● Texte choisi:
A ma droite : le fils qui a fait tout ce que son père attendait de lui.
A ma gauche : le fils rebelle, qui s’est escrimé à faire tout le contraire.
Lequel est le plus libre ? Lequel s’est « émancipé » ?

L’un comme l’autre, au final, n’auront fait que se définir par rapport à la figure paternelle : positivement ou négativement, ils auront décidé en fonction de ce qui était attendu d’eux. L’un comme l’autre auront tenu leur place par rapport au cercle que papa a tracé sur le sol au bâton.

L’homme résolument libre est celui qui s’élève au-dessus de ce cercle tracé. Celui qui n’en tient pas compte, qui l’ignore ou qui l’oublie. Il faut tuer le père : pas seulement son image ; il faut désintégrer le père, le faire disparaître en tant que référent. Se bâtir, ni pour lui ni contre lui, mais par rapport à soi-même et au monde.

Désintégrer le père : c’est la condition nécessaire à l’accomplissement de la liberté, et c’est une chose jamais complètement possible, évidemment. Désintégrer le père, c’est ce que les hommes libres se sont évertués à faire de tout temps, en échouant d’une manière ou d’une autre.

Cohabitation

Il y a cette période un peu inconfortable et embarrassante où il nous faut côtoyer nos parents, alors que l’on est adulte, libre, responsable, alors qu’on a son petit caractère et que pour le dire clairement, on n’a plus l’âge de se laisser mener… tandis que eux, nos parents, ne sont pas encore assez amoindris et dépassés pour lâcher leur emprise, désagripper leur ascendant, s’en remettre à nous et nous faire confiance.

Alors, on s’observe, on se navre, on se déçoit silencieusement et réciproquement… et on attend.

● Énoncé 1:
Répondez aux questions suivantes sur le texte consacré à la figure paternelle.
(a) Qu'a fait le fils rebelle ?
(b) Qui est l'homme résolument libre ?
(c) Que fait-on, pour finir, pendant la période où il faut côtoyer ses parents à l'âge adulte ?
● Énoncé 2: Reproduisez à l'identique le passage du texte consacré à la figure paternelle qui s'ouvre sur les mots contenant « L’homme résolument libre » et se clôt sur « ou d’une autre. ».
Les données n'ont aucun lien avec le texte.

● Jeu de données:
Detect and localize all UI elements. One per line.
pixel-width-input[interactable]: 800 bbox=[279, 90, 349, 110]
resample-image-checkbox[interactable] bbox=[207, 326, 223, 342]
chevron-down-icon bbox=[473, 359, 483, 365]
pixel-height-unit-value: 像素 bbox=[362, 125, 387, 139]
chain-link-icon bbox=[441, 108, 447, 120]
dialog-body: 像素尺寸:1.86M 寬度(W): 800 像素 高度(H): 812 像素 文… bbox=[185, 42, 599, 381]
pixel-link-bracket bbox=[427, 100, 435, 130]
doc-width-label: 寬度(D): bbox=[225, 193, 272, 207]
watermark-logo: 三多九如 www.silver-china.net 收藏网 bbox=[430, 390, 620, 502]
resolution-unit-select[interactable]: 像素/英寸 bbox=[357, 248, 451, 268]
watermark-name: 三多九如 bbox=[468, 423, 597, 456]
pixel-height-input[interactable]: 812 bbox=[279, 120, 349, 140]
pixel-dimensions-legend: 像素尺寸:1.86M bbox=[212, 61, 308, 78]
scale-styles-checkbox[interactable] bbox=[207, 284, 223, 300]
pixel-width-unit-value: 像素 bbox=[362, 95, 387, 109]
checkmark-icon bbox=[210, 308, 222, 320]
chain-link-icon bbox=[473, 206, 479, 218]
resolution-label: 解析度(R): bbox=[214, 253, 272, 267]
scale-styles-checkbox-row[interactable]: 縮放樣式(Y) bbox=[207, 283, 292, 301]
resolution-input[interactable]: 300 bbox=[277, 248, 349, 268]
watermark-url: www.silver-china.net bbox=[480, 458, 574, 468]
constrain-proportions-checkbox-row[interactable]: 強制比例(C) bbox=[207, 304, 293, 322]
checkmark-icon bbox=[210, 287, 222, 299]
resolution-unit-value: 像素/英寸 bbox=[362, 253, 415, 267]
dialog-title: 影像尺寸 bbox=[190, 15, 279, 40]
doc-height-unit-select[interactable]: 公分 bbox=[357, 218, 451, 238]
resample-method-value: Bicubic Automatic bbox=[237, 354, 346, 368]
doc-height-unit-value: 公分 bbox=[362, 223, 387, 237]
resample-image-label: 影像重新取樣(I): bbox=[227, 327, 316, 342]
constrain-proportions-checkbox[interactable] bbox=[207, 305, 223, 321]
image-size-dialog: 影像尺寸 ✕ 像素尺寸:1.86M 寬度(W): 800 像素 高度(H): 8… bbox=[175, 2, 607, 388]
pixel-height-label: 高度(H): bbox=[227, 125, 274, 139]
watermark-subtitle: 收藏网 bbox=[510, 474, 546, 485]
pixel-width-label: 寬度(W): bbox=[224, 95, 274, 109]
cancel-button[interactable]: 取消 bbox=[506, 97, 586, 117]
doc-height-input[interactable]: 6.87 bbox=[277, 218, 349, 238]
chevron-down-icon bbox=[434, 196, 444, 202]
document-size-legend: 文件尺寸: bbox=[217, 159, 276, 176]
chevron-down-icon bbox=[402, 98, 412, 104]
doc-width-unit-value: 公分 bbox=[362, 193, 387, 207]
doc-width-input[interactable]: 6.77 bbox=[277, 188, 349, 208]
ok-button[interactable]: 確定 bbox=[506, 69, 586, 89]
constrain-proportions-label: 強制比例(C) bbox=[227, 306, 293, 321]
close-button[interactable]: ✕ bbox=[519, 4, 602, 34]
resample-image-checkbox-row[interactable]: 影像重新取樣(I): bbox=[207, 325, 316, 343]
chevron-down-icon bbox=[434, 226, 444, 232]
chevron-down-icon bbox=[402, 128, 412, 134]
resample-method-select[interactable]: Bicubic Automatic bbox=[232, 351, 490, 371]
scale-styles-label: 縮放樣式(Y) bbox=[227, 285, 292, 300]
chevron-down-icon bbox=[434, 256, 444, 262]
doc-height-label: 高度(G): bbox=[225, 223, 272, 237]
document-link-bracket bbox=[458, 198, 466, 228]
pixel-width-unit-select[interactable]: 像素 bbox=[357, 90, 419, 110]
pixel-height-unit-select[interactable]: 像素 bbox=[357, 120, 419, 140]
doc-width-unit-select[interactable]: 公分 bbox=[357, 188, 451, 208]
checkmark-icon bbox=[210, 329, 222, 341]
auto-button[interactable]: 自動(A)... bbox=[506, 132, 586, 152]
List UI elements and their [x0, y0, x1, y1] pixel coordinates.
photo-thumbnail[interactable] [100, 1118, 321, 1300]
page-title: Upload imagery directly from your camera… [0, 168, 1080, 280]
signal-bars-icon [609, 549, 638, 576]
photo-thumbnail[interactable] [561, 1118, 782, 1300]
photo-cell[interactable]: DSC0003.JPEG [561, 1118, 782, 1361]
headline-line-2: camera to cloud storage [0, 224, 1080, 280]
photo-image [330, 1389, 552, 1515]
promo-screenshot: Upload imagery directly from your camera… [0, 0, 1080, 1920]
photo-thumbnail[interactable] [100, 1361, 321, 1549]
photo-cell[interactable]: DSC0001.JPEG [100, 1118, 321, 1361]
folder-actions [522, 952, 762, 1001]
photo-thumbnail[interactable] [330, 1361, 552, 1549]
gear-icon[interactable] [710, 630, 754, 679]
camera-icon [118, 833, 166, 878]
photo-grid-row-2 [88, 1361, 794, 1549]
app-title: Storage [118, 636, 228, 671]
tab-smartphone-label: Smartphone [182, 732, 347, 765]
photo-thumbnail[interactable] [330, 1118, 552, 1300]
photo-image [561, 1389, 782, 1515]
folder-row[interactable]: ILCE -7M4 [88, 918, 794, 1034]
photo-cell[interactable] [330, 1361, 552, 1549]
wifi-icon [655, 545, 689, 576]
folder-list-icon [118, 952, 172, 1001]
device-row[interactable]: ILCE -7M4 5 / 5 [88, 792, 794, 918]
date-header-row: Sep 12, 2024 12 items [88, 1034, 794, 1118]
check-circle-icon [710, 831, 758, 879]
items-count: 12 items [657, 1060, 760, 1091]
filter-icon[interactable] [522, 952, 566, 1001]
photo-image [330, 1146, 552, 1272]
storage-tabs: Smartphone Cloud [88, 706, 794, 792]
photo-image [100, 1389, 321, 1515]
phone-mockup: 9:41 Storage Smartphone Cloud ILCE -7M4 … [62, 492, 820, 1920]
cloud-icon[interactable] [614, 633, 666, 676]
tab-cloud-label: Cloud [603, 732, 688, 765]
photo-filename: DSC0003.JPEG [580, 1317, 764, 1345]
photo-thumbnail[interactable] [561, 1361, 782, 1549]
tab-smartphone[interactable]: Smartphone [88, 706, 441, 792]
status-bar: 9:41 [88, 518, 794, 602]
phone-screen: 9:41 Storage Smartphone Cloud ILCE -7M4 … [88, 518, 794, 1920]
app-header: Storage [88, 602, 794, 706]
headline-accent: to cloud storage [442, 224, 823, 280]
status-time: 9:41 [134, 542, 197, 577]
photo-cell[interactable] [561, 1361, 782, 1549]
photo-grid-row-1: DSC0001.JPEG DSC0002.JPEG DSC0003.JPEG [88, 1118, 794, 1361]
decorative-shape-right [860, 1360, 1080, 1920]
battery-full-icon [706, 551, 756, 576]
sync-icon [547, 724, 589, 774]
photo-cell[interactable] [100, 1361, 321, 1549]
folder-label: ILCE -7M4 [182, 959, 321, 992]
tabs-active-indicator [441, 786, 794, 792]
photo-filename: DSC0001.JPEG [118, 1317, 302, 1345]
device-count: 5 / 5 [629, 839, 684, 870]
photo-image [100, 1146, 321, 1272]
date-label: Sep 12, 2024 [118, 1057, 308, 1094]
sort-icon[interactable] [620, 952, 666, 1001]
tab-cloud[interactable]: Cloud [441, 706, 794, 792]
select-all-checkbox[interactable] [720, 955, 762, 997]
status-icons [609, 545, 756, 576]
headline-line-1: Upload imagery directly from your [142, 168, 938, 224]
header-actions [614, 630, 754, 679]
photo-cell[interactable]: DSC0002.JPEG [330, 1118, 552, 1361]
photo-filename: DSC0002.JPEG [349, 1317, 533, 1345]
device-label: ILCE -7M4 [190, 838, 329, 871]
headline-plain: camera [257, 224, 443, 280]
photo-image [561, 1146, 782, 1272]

● Corrigé 1:
(a) Il s'est escrimé à faire tout le contraire.
(b) C'est celui qui s'élève au-dessus du cercle tracé, qui n'en tient pas compte, qui l'ignore ou qui l'oublie.
(c) On s'observe, on se navre, on se déçoit silencieusement et réciproquement, et on attend.

● Corrigé 2:
L’homme résolument libre est celui qui s’élève au-dessus de ce cercle tracé. Celui qui n’en tient pas compte, qui l’ignore ou qui l’oublie. Il faut tuer le père : pas seulement son image ; il faut désintégrer le père, le faire disparaître en tant que référent. Se bâtir, ni pour lui ni contre lui, mais par rapport à soi-même et au monde.

Désintégrer le père : c’est la condition nécessaire à l’accomplissement de la liberté, et c’est une chose jamais complètement possible, évidemment. Désintégrer le père, c’est ce que les hommes libres se sont évertués à faire de tout temps, en échouant d’une manière ou d’une autre.